WHAT THE TASK ASKS — Check each line below for the word "Förpackningsgrupp", and copy those that have it.

[Extracted records]

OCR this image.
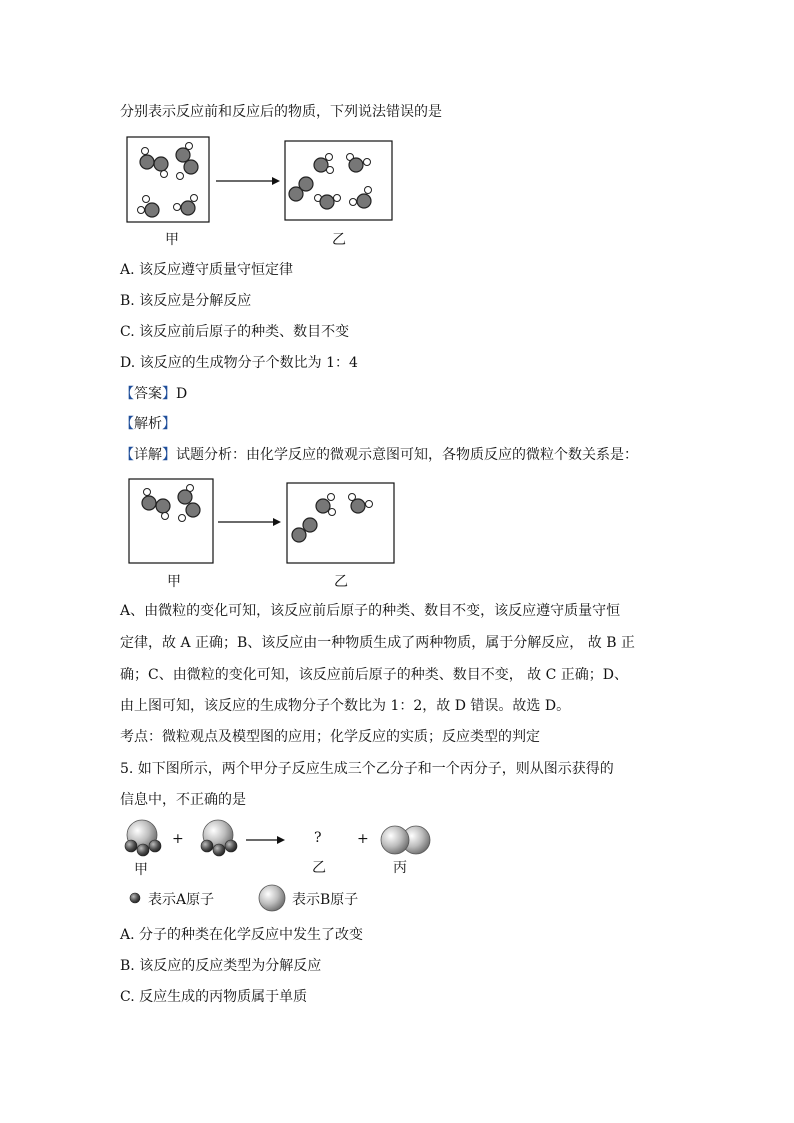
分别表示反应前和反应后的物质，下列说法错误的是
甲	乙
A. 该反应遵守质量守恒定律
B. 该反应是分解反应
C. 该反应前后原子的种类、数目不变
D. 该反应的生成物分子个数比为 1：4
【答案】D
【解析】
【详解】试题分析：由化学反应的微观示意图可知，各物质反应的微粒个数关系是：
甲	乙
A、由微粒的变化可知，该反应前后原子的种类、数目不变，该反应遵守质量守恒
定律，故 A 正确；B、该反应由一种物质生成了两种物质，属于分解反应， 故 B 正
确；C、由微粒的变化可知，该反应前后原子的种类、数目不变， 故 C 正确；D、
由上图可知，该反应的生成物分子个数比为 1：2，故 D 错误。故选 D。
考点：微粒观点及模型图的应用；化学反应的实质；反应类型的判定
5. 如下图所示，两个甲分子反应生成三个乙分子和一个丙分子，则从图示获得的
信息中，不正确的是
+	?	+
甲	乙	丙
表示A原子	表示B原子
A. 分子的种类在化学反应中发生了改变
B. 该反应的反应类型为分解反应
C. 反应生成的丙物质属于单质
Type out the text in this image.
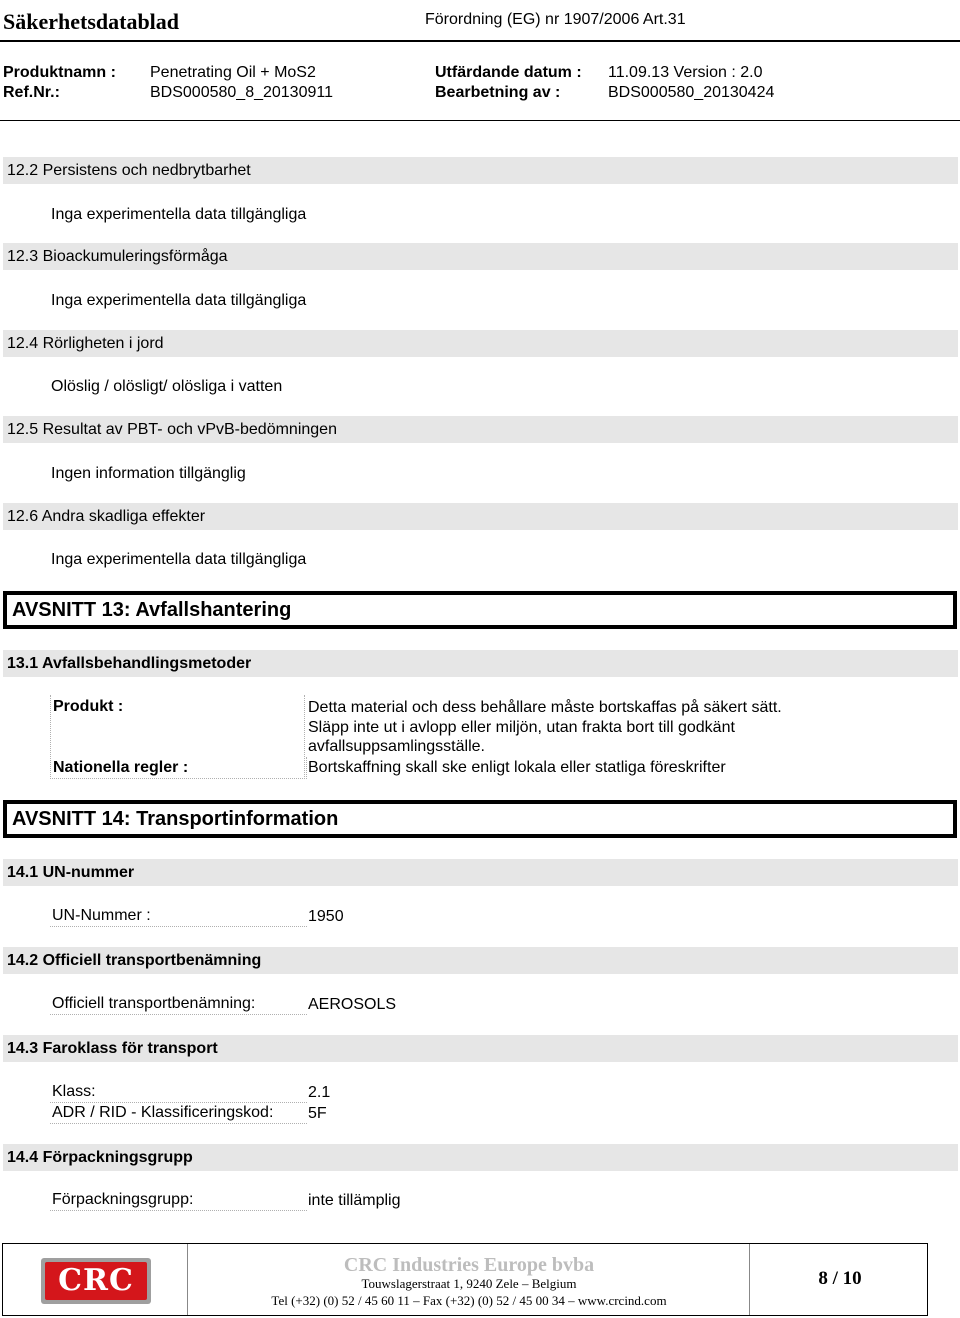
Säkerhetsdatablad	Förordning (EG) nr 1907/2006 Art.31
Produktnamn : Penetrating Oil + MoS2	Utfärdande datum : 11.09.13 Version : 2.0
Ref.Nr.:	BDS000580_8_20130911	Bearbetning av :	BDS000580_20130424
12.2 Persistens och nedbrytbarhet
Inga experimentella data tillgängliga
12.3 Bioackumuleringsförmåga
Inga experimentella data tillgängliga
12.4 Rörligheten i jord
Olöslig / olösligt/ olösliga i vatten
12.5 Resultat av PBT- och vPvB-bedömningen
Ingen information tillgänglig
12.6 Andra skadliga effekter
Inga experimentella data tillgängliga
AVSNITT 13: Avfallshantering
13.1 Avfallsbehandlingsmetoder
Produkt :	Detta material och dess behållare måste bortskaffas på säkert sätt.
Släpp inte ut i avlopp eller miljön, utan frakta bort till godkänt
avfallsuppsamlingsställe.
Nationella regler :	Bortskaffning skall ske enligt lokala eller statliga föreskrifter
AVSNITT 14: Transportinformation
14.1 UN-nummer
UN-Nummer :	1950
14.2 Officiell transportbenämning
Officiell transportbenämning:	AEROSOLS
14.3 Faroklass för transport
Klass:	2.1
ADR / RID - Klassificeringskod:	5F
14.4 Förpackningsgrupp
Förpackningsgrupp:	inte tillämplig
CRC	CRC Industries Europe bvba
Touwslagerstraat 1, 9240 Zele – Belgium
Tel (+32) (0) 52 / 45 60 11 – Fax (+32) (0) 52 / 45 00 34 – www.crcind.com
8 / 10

--

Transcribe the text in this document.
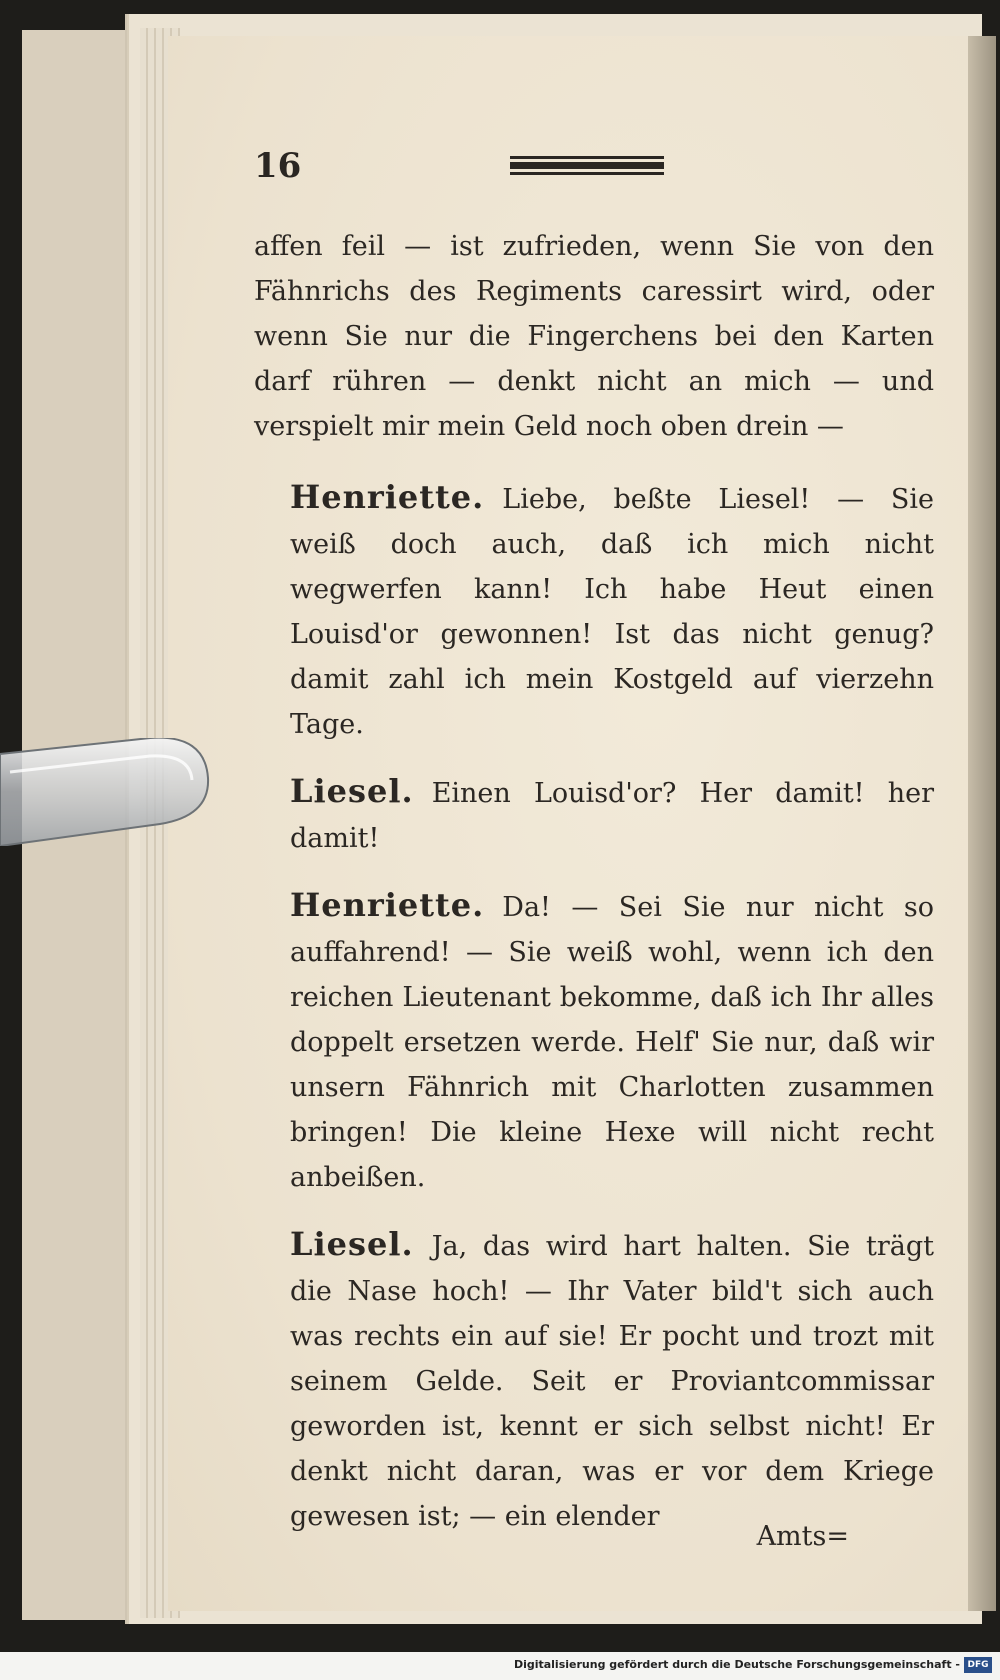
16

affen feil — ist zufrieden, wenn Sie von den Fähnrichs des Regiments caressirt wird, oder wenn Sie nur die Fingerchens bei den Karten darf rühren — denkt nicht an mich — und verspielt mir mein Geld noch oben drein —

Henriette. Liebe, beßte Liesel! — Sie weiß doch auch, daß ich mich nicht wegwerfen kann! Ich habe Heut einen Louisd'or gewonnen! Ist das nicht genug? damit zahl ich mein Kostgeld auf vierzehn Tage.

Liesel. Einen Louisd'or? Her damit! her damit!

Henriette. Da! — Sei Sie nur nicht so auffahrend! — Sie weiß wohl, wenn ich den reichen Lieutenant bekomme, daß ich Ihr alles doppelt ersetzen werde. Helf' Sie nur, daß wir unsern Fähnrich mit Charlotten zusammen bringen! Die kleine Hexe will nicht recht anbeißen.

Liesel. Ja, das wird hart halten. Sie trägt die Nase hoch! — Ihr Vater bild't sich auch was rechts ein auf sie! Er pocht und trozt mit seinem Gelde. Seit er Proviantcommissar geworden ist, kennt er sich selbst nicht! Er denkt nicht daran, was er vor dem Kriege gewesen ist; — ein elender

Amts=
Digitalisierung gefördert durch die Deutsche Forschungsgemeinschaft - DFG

THE REPLY —
14.4 Förpackningsgrupp
Förpackningsgrupp:	inte tillämplig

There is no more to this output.